## INSTRUCTIONS FOR THE TASK
Find every line of the listing below where "outcomes" appears, and copy it.

## EXTRACTED MATERIAL
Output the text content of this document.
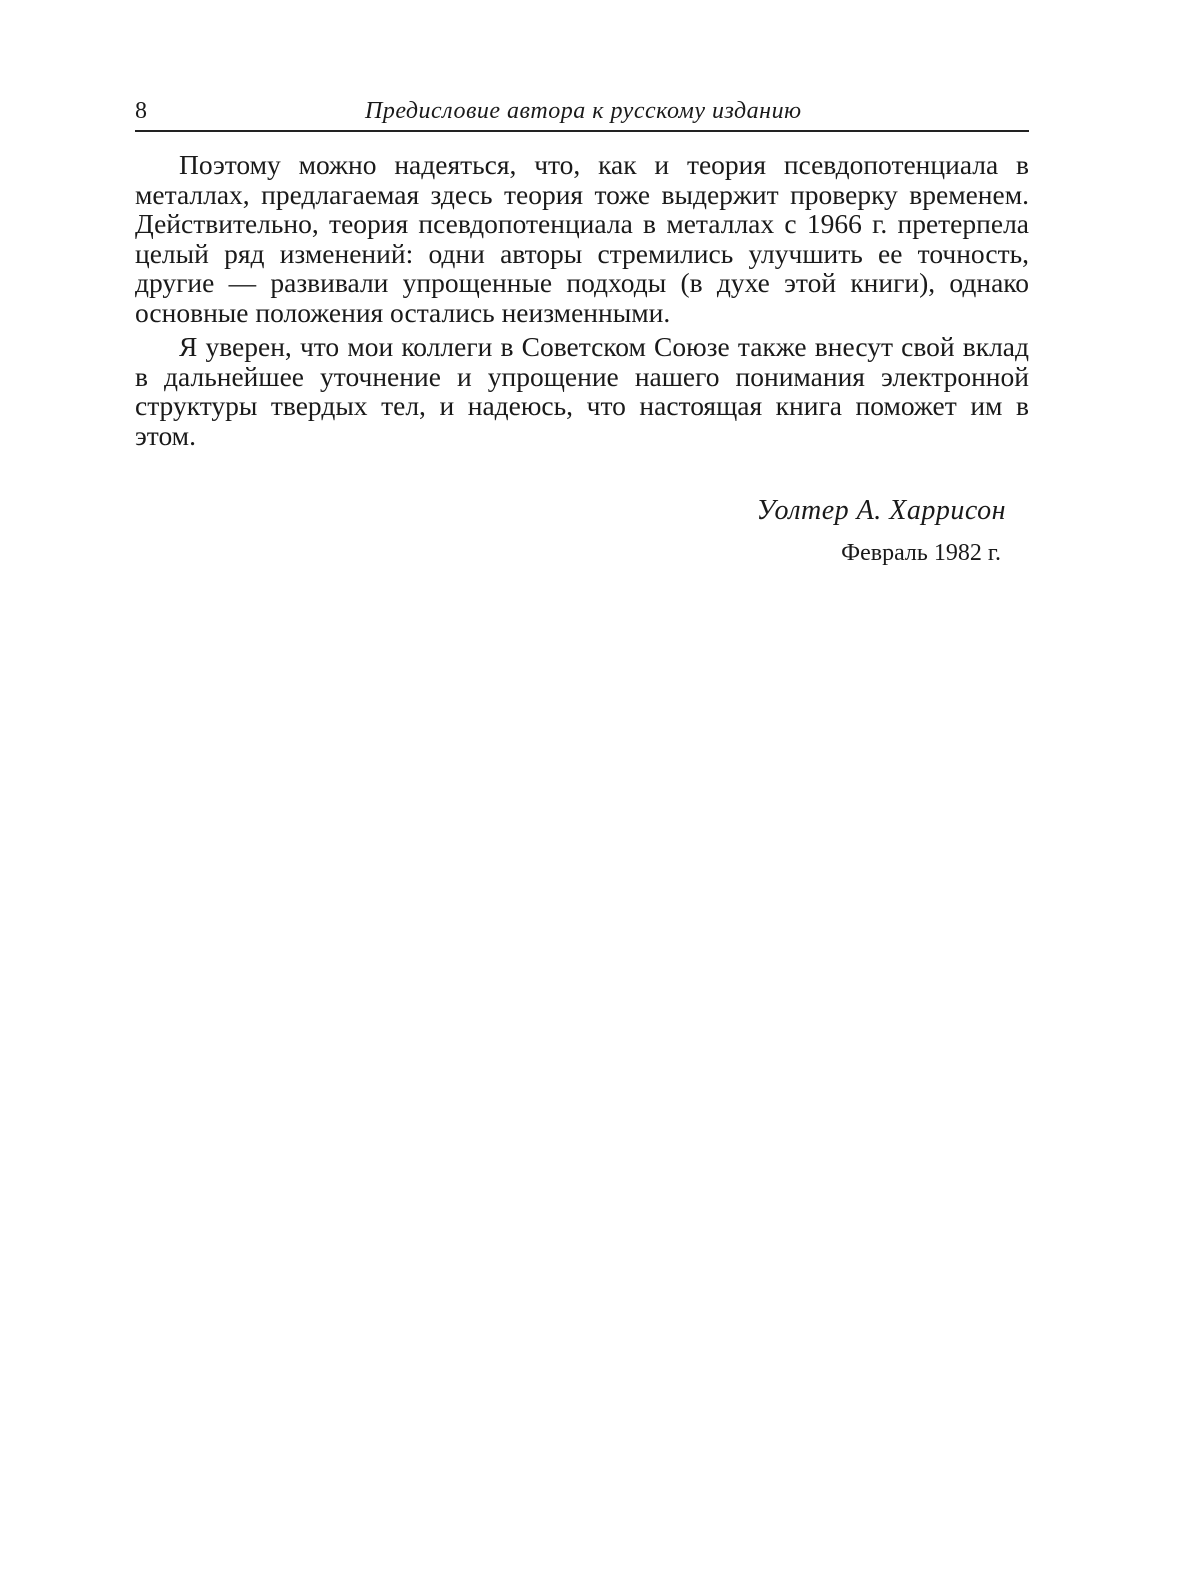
8	Предисловие автора к русскому изданию

Поэтому можно надеяться, что, как и теория псевдопотенциала в металлах, предлагаемая здесь теория тоже выдержит проверку временем. Действительно, теория псевдопотенциала в металлах с 1966 г. претерпела целый ряд изменений: одни авторы стремились улучшить ее точность, другие — развивали упрощенные подходы (в духе этой книги), однако основные положения остались неизменными.

Я уверен, что мои коллеги в Советском Союзе также внесут свой вклад в дальнейшее уточнение и упрощение нашего понимания электронной структуры твердых тел, и надеюсь, что настоящая книга поможет им в этом.

Уолтер А. Харрисон
Февраль 1982 г.
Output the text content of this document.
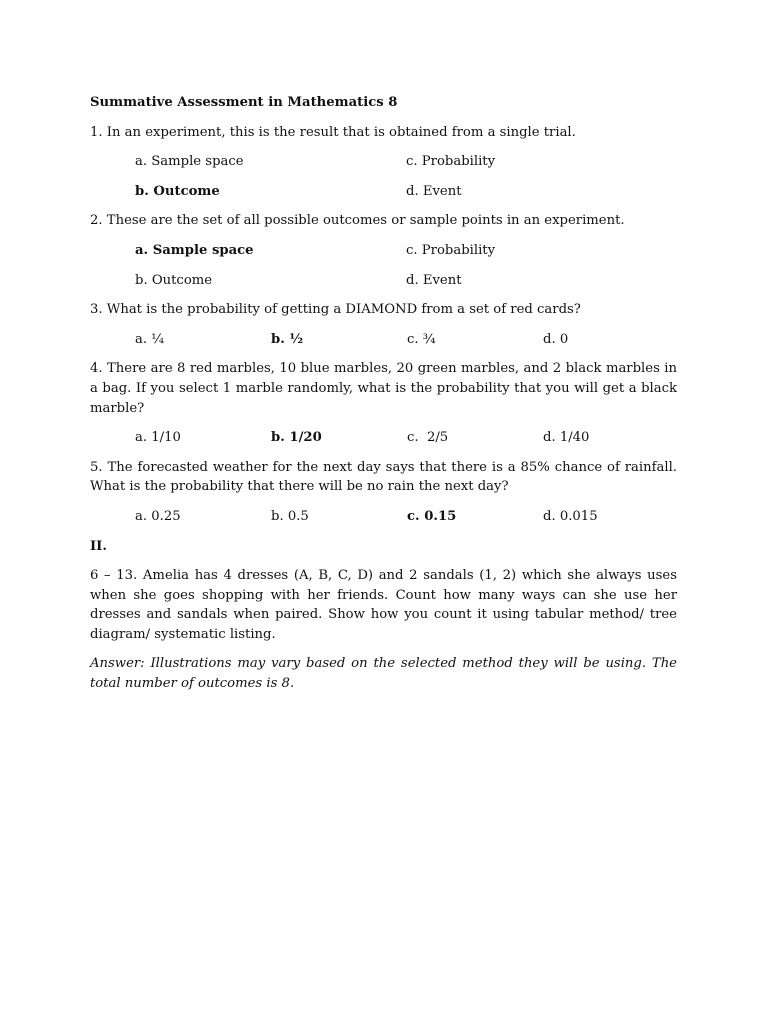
Summative Assessment in Mathematics 8
1. In an experiment, this is the result that is obtained from a single trial.
a. Sample space	c. Probability
b. Outcome	d. Event
2. These are the set of all possible outcomes or sample points in an experiment.
a. Sample space	c. Probability
b. Outcome	d. Event
3. What is the probability of getting a DIAMOND from a set of red cards?
a. ¼	b. ½	c. ¾	d. 0
4. There are 8 red marbles, 10 blue marbles, 20 green marbles, and 2 black marbles in a bag. If you select 1 marble randomly, what is the probability that you will get a black marble?
a. 1/10	b. 1/20	c.  2/5	d. 1/40
5. The forecasted weather for the next day says that there is a 85% chance of rainfall. What is the probability that there will be no rain the next day?
a. 0.25	b. 0.5	c. 0.15	d. 0.015
II.
6 – 13. Amelia has 4 dresses (A, B, C, D) and 2 sandals (1, 2) which she always uses when she goes shopping with her friends. Count how many ways can she use her dresses and sandals when paired. Show how you count it using tabular method/ tree diagram/ systematic listing.
Answer: Illustrations may vary based on the selected method they will be using. The total number of outcomes is 8.
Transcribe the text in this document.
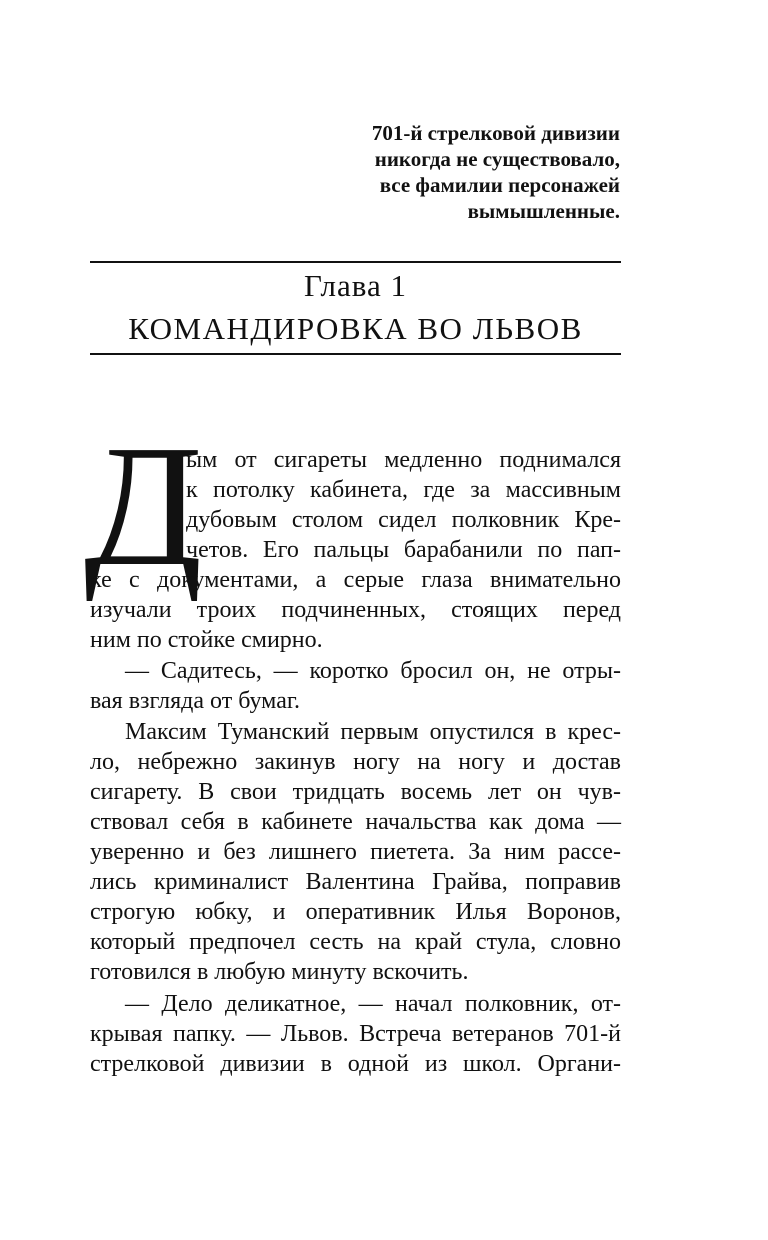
701-й стрелковой дивизии
никогда не существовало,
все фамилии персонажей
вымышленные.
Глава 1
КОМАНДИРОВКА ВО ЛЬВОВ
Д
ым от сигареты медленно поднимался
к потолку кабинета, где за массивным
дубовым столом сидел полковник Кре-
четов. Его пальцы барабанили по пап-
ке с документами, а серые глаза внимательно
изучали троих подчиненных, стоящих перед
ним по стойке смирно.
— Садитесь, — коротко бросил он, не отры-
вая взгляда от бумаг.
Максим Туманский первым опустился в крес-
ло, небрежно закинув ногу на ногу и достав
сигарету. В свои тридцать восемь лет он чув-
ствовал себя в кабинете начальства как дома —
уверенно и без лишнего пиетета. За ним рассе-
лись криминалист Валентина Грайва, поправив
строгую юбку, и оперативник Илья Воронов,
который предпочел сесть на край стула, словно
готовился в любую минуту вскочить.
— Дело деликатное, — начал полковник, от-
крывая папку. — Львов. Встреча ветеранов 701-й
стрелковой дивизии в одной из школ. Органи-
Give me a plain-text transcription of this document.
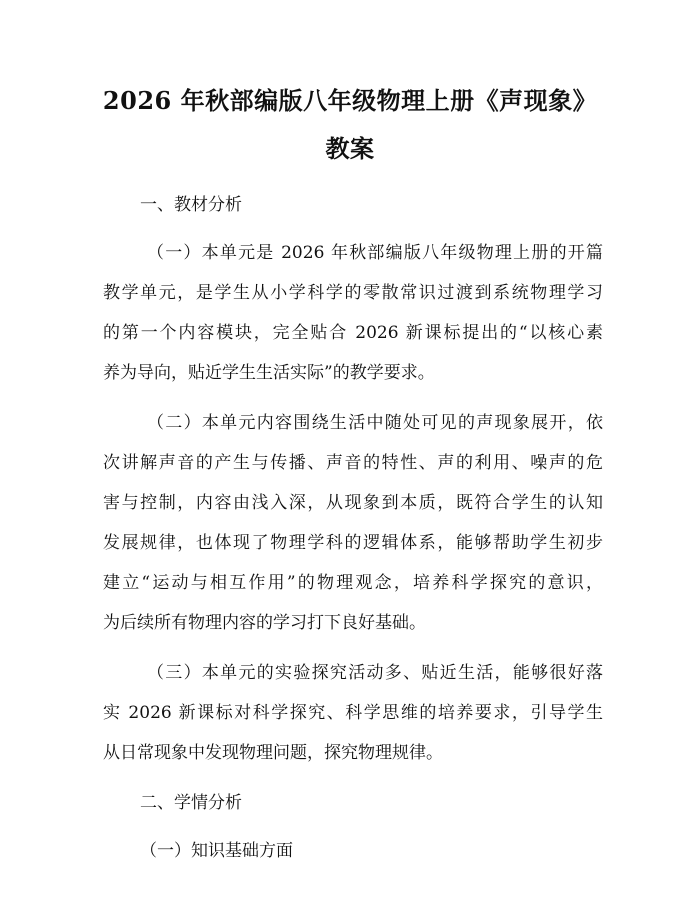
2026 年秋部编版八年级物理上册《声现象》
教案
一、教材分析
（一）本单元是 2026 年秋部编版八年级物理上册的开篇
教学单元，是学生从小学科学的零散常识过渡到系统物理学习
的第一个内容模块，完全贴合 2026 新课标提出的“以核心素
养为导向，贴近学生生活实际”的教学要求。
（二）本单元内容围绕生活中随处可见的声现象展开，依
次讲解声音的产生与传播、声音的特性、声的利用、噪声的危
害与控制，内容由浅入深，从现象到本质，既符合学生的认知
发展规律，也体现了物理学科的逻辑体系，能够帮助学生初步
建立“运动与相互作用”的物理观念，培养科学探究的意识，
为后续所有物理内容的学习打下良好基础。
（三）本单元的实验探究活动多、贴近生活，能够很好落
实 2026 新课标对科学探究、科学思维的培养要求，引导学生
从日常现象中发现物理问题，探究物理规律。
二、学情分析
（一）知识基础方面
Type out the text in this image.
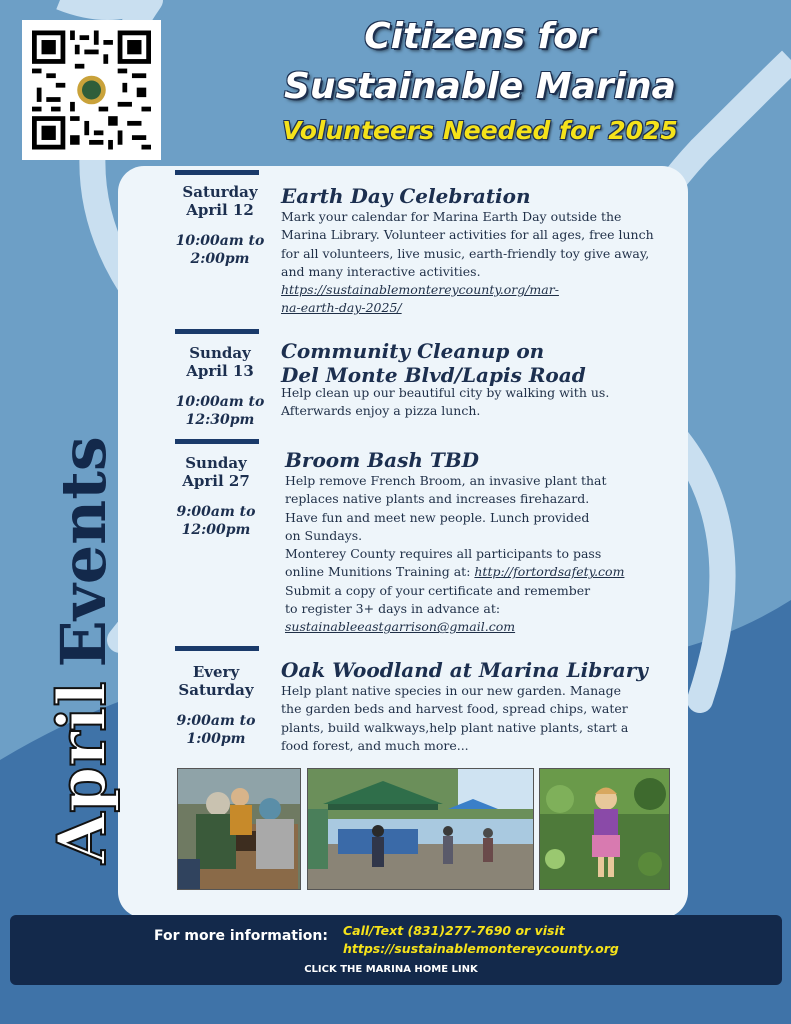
Citizens for
Sustainable Marina
Volunteers Needed for 2025
AprilEvents
Saturday
April 12
10:00am to
2:00pm
Earth Day Celebration
Mark your calendar for Marina Earth Day outside the
Marina Library. Volunteer activities for all ages, free lunch
for all volunteers, live music, earth-friendly toy give away,
and many interactive activities.
https://sustainablemontereycounty.org/mar-
na-earth-day-2025/
Sunday
April 13
10:00am to
12:30pm
Community Cleanup on
Del Monte Blvd/Lapis Road
Help clean up our beautiful city by walking with us.
Afterwards enjoy a pizza lunch.
Sunday
April 27
9:00am to
12:00pm
Broom Bash TBD
Help remove French Broom, an invasive plant that
replaces native plants and increases firehazard.
Have fun and meet new people. Lunch provided
on Sundays.
Monterey County requires all participants to pass
online Munitions Training at: http://fortordsafety.com
Submit a copy of your certificate and remember
to register 3+ days in advance at:
sustainableeastgarrison@gmail.com
Every
Saturday
9:00am to
1:00pm
Oak Woodland at Marina Library
Help plant native species in our new garden. Manage
the garden beds and harvest food, spread chips, water
plants, build walkways,help plant native plants, start a
food forest, and much more...
For more information: Call/Text (831)277-7690 or visit
https://sustainablemontereycounty.org
CLICK THE MARINA HOME LINK
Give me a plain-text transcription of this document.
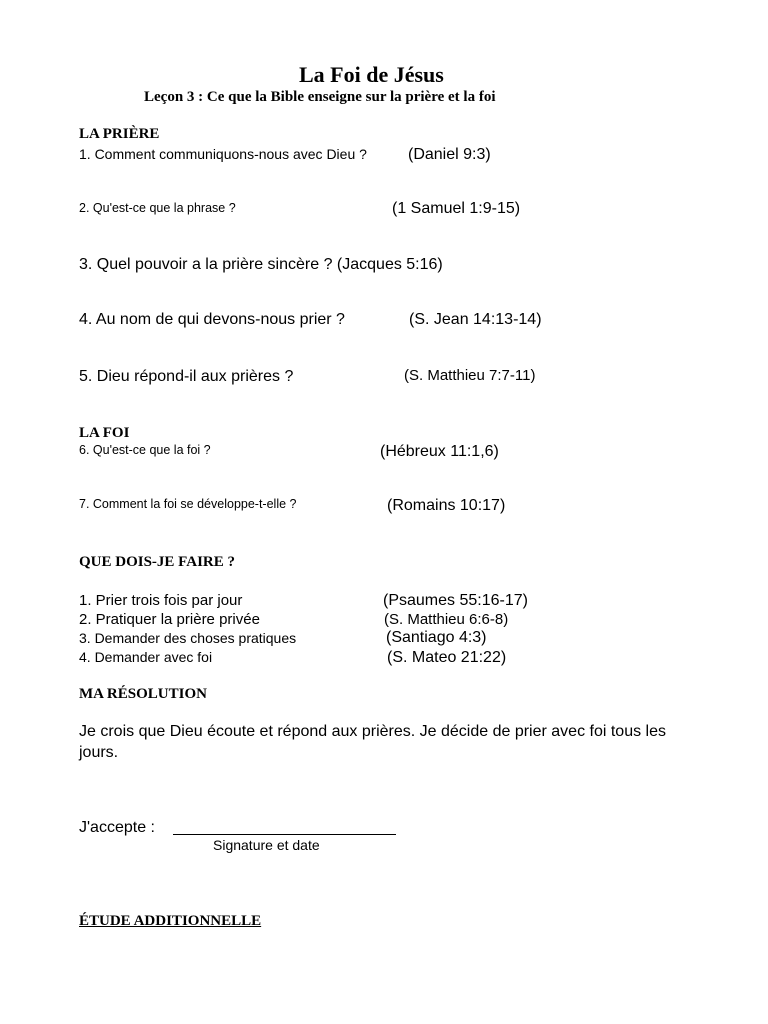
La Foi de Jésus
Leçon 3 : Ce que la Bible enseigne sur la prière et la foi
LA PRIÈRE
1. Comment communiquons-nous avec Dieu ?	(Daniel 9:3)
2. Qu'est-ce que la phrase ?	(1 Samuel 1:9-15)
3. Quel pouvoir a la prière sincère ? (Jacques 5:16)
4. Au nom de qui devons-nous prier ?	(S. Jean 14:13-14)
5. Dieu répond-il aux prières ?	(S. Matthieu 7:7-11)
LA FOI
6. Qu'est-ce que la foi ?	(Hébreux 11:1,6)
7. Comment la foi se développe-t-elle ?	(Romains 10:17)
QUE DOIS-JE FAIRE ?
1. Prier trois fois par jour	(Psaumes 55:16-17)
2. Pratiquer la prière privée	(S. Matthieu 6:6-8)
3. Demander des choses pratiques	(Santiago 4:3)
4. Demander avec foi	(S. Mateo 21:22)
MA RÉSOLUTION
Je crois que Dieu écoute et répond aux prières. Je décide de prier avec foi tous les
jours.
J'accepte :
Signature et date
ÉTUDE ADDITIONNELLE
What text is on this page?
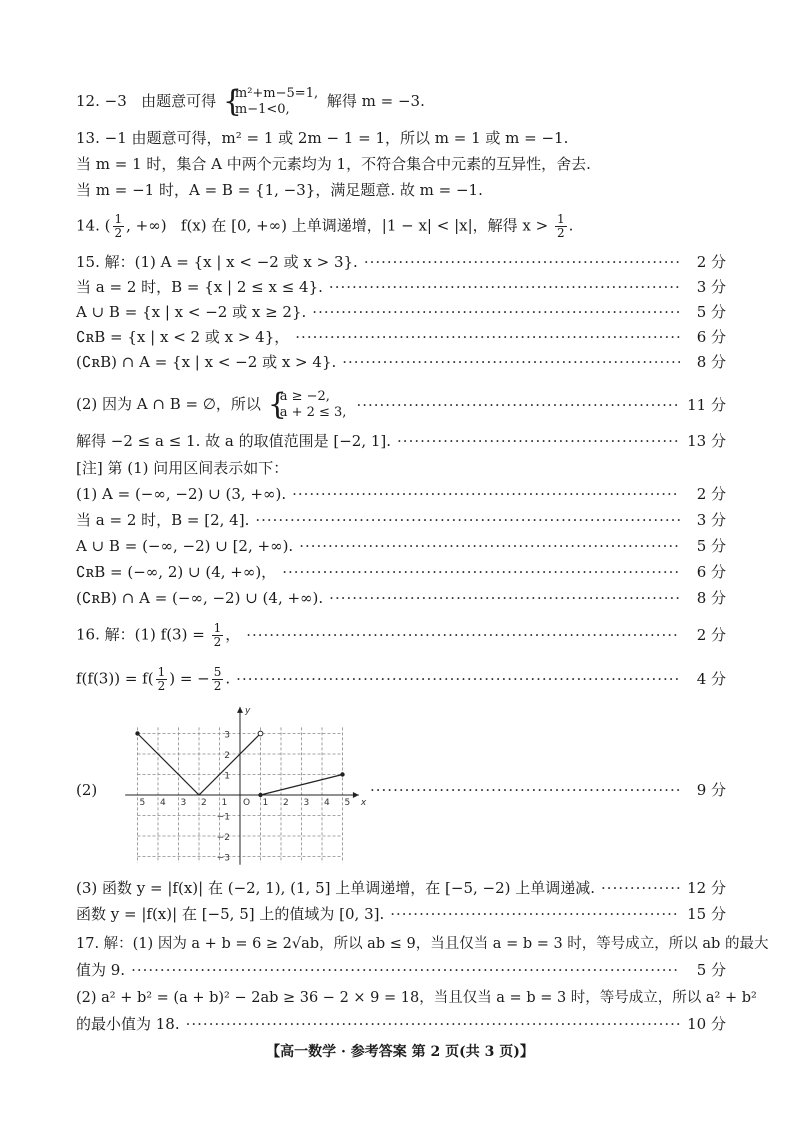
12. −3 由题意可得 { m²+m−5=1,
m−1<0,	解得 m = −3.
13. −1 由题意可得，m² = 1 或 2m − 1 = 1，所以 m = 1 或 m = −1.
当 m = 1 时，集合 A 中两个元素均为 1，不符合集合中元素的互异性，舍去.
当 m = −1 时，A = B = {1, −3}，满足题意. 故 m = −1.
14. ( $\frac{1}{2}$ , +∞) f(x) 在 [0, +∞) 上单调递增，|1 − x| < |x|，解得 $x > \frac{1}{2}$ .
15. 解：(1) A = {x | x < −2 或 x > 3}. ·····	2 分
当 a = 2 时，B = {x | 2 ≤ x ≤ 4}. ·····	3 分
A ∪ B = {x | x < −2 或 x ≥ 2}. ·····	5 分
∁ʀB = {x | x < 2 或 x > 4}， ·····	6 分
(∁ʀB) ∩ A = {x | x < −2 或 x > 4}. ·····	8 分
(2) 因为 A ∩ B = ∅，所以 { a ≥ −2,
a + 2 ≤ 3, ·····	11 分
解得 −2 ≤ a ≤ 1. 故 a 的取值范围是 [−2, 1]. ·····	13 分
[注] 第 (1) 问用区间表示如下：
(1) A = (−∞, −2) ∪ (3, +∞). ·····	2 分
当 a = 2 时，B = [2, 4]. ·····	3 分
A ∪ B = (−∞, −2) ∪ [2, +∞). ·····	5 分
∁ʀB = (−∞, 2) ∪ (4, +∞)， ·····	6 分
(∁ʀB) ∩ A = (−∞, −2) ∪ (4, +∞). ·····	8 分
16. 解：(1) $f(3) = \frac{1}{2}$ ， ·····	2 分
$f(f(3)) = f( \frac{1}{2}$ ) = − $\frac{5}{2}$ . ·····	4 分
(2)
5 4 3 2 1	1 2 3 4 5
3
2
1
−1
−2
−3
O	x
y
·····
9 分
(3) 函数 y = |f(x)| 在 (−2, 1), (1, 5] 上单调递增，在 [−5, −2) 上单调递减. ·····	12 分
函数 y = |f(x)| 在 [−5, 5] 上的值域为 [0, 3]. ·····	15 分
17. 解：(1) 因为 a + b = 6 ≥ 2√ab，所以 ab ≤ 9，当且仅当 a = b = 3 时，等号成立，所以 ab 的最大
值为 9. ·····	5 分
(2) a² + b² = (a + b)² − 2ab ≥ 36 − 2 × 9 = 18，当且仅当 a = b = 3 时，等号成立，所以 a² + b²
的最小值为 18. ·····	10 分
【高一数学 · 参考答案 第 2 页(共 3 页)】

## RESPONSE TO THE TASK
2. These are the set of all possible outcomes or sample points in an experiment.
Answer: Illustrations may vary based on the selected method they will be using. The total number of outcomes is 8.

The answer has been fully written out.